--- start ---
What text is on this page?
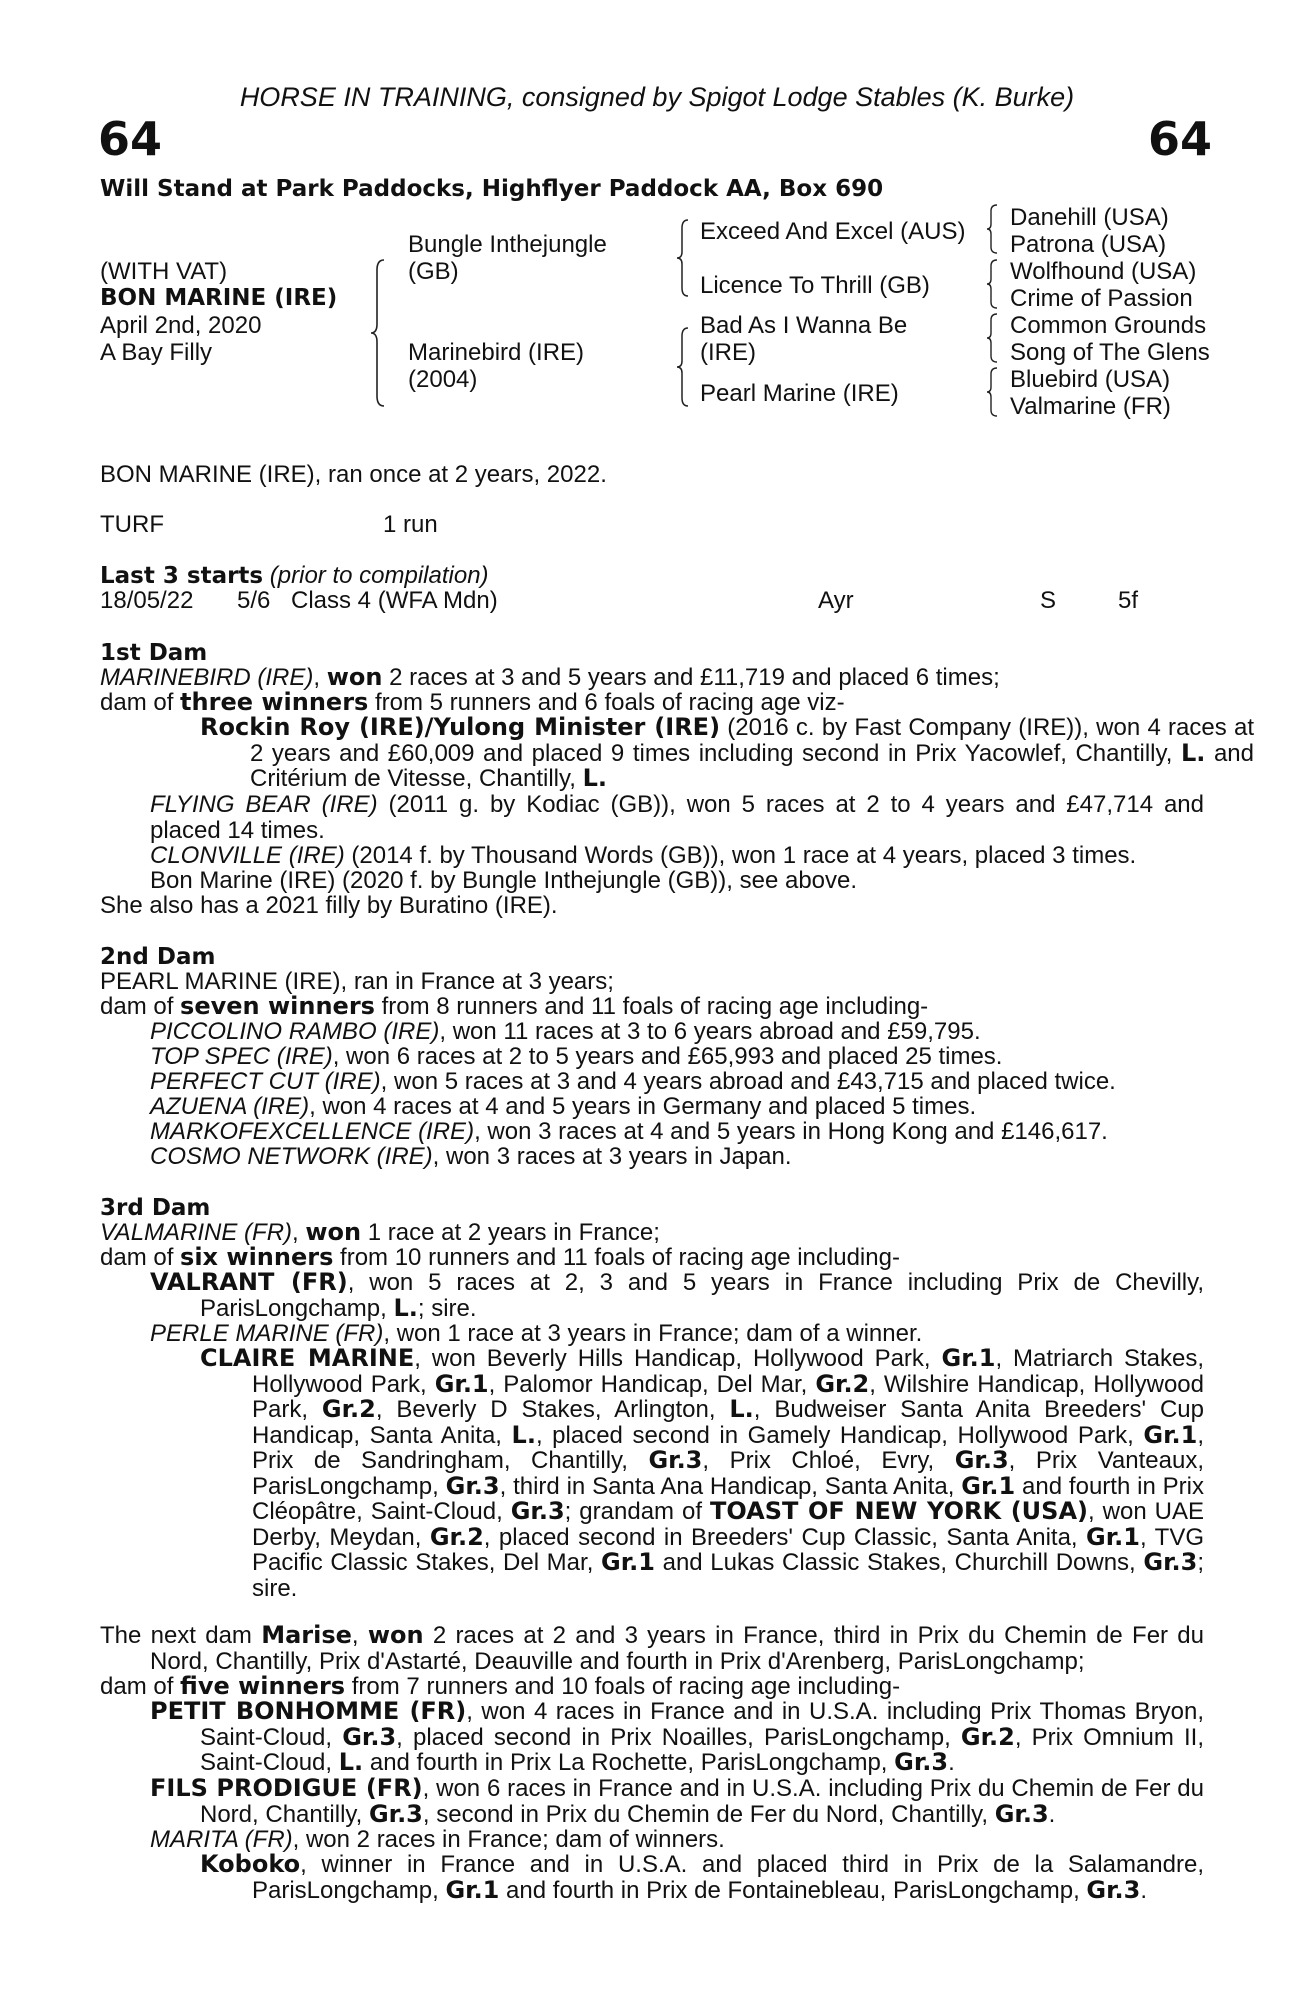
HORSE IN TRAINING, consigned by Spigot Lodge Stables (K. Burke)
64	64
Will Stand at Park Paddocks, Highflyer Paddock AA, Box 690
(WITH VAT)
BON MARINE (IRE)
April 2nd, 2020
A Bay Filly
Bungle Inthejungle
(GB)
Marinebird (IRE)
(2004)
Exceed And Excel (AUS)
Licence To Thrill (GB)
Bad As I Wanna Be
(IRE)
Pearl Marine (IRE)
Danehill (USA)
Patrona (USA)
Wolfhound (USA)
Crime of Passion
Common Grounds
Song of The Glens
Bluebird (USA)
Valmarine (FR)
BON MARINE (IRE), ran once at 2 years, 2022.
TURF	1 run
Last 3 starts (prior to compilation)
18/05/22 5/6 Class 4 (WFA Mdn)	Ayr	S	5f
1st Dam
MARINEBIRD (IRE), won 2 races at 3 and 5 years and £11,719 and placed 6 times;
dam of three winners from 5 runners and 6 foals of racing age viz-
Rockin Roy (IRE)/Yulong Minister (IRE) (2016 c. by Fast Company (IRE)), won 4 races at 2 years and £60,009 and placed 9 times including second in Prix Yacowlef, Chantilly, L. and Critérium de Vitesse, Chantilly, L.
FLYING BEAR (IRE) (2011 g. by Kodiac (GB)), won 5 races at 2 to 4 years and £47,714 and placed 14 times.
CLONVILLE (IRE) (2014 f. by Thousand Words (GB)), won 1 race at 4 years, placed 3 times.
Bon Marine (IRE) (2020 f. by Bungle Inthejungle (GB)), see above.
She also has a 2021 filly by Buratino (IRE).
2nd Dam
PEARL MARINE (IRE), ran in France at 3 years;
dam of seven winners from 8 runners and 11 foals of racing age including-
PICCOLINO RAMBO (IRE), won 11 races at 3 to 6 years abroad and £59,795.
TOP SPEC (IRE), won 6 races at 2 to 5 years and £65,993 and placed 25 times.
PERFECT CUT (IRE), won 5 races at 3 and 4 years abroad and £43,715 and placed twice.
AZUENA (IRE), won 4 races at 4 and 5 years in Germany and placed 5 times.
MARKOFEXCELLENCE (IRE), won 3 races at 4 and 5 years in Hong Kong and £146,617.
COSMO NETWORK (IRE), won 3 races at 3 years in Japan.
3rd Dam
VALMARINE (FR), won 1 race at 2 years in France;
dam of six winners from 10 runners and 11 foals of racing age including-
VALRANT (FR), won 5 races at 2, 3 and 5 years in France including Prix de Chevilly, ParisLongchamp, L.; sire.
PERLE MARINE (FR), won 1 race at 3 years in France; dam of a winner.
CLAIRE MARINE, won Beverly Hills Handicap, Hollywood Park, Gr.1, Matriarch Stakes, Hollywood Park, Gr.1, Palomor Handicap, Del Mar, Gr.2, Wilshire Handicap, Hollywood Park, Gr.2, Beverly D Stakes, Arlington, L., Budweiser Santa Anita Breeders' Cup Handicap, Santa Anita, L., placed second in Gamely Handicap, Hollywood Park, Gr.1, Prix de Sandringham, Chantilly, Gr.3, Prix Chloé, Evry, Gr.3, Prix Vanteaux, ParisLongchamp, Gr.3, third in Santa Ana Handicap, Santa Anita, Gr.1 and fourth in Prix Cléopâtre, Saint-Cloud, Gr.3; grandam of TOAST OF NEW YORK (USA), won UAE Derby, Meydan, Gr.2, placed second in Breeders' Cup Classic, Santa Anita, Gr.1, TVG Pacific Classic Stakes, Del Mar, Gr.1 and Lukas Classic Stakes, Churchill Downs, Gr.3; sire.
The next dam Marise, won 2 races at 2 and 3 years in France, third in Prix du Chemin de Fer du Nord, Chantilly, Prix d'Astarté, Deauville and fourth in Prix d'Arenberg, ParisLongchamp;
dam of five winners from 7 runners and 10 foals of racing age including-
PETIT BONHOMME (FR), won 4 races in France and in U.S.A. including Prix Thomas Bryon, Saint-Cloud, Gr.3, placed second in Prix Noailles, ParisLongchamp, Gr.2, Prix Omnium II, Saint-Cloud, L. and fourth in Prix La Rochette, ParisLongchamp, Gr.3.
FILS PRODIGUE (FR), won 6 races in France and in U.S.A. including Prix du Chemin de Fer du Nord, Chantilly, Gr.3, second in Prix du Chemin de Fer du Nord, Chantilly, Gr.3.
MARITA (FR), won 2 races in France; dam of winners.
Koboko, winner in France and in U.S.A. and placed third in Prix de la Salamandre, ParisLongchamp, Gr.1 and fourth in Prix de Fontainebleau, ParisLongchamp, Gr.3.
--- end ---
- **Problem statement**: Identify all lines in the records above with the word "abroad".

- **Final result**:
PICCOLINO RAMBO (IRE), won 11 races at 3 to 6 years abroad and £59,795.
PERFECT CUT (IRE), won 5 races at 3 and 4 years abroad and £43,715 and placed twice.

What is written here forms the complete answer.